### TASK INPUT
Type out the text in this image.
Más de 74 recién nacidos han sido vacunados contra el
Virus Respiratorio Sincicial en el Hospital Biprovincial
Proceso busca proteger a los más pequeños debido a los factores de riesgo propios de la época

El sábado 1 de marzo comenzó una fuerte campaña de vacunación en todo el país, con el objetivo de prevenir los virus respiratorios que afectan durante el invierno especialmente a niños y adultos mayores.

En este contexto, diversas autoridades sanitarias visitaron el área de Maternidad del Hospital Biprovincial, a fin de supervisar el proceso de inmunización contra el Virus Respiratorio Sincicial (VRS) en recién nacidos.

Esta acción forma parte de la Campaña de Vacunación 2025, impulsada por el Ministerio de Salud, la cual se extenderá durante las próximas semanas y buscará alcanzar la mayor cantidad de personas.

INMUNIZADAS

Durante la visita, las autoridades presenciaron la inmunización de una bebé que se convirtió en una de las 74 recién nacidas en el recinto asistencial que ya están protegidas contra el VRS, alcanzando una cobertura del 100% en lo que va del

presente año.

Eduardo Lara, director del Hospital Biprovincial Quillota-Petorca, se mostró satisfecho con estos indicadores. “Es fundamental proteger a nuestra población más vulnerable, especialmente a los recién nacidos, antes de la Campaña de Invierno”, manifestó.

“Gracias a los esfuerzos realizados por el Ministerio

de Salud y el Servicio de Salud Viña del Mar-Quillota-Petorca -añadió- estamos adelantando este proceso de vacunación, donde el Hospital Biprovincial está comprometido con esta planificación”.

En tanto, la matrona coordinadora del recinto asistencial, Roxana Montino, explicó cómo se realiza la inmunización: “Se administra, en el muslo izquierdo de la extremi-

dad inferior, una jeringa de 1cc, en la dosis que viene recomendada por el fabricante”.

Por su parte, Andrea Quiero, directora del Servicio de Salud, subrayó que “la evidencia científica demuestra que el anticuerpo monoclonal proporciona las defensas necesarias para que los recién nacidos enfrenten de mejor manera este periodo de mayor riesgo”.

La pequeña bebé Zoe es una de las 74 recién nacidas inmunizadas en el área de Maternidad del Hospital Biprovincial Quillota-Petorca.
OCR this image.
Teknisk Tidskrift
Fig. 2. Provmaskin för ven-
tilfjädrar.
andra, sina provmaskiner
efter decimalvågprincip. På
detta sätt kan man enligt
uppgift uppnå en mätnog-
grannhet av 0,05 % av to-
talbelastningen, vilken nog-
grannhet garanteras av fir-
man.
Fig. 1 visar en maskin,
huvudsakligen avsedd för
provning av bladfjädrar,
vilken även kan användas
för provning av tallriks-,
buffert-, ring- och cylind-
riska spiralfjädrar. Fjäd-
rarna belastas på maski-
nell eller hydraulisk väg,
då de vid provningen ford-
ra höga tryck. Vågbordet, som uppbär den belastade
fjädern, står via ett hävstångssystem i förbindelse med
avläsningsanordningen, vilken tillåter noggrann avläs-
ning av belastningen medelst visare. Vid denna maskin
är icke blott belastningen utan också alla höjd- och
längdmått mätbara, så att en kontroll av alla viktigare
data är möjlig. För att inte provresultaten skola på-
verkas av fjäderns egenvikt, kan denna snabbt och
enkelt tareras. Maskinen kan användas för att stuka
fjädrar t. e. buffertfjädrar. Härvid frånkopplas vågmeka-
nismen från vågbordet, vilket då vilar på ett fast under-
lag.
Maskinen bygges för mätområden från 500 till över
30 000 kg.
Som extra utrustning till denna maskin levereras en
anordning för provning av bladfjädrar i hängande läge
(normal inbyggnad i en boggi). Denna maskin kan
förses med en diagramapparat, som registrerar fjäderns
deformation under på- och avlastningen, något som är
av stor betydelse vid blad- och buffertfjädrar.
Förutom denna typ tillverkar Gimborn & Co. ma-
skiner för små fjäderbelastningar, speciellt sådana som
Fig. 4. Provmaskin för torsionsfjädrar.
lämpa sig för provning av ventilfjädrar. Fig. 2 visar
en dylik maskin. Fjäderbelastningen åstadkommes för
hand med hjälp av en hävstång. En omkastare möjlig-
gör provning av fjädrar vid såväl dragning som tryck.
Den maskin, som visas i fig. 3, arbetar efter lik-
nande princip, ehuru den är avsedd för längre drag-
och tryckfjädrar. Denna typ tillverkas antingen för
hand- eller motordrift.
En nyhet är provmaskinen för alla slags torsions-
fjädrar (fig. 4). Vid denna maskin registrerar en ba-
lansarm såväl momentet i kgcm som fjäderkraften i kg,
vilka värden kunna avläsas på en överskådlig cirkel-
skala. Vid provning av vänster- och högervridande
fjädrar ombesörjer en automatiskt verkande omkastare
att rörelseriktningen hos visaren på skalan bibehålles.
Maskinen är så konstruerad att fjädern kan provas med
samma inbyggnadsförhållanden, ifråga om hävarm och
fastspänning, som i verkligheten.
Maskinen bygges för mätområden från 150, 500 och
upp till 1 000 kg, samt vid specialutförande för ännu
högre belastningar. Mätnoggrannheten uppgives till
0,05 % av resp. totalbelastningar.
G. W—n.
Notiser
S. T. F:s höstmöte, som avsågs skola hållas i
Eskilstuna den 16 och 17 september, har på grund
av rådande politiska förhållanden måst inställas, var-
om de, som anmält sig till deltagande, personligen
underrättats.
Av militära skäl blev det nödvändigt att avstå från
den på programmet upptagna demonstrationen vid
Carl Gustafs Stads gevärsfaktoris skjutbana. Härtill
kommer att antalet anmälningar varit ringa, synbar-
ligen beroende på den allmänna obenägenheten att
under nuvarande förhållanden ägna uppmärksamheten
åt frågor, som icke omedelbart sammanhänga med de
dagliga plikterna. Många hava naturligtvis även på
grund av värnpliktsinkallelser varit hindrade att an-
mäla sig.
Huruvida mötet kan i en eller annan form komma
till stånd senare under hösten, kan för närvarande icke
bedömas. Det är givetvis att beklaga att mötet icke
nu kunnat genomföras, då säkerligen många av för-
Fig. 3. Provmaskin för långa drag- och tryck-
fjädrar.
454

### WORK INSTRUCTIONS
Among the records above, find the lines that contain "fjäderns" and copy every one.

### TASK OUTPUT
verkas av fjäderns egenvikt, kan denna snabbt och
förses med en diagramapparat, som registrerar fjäderns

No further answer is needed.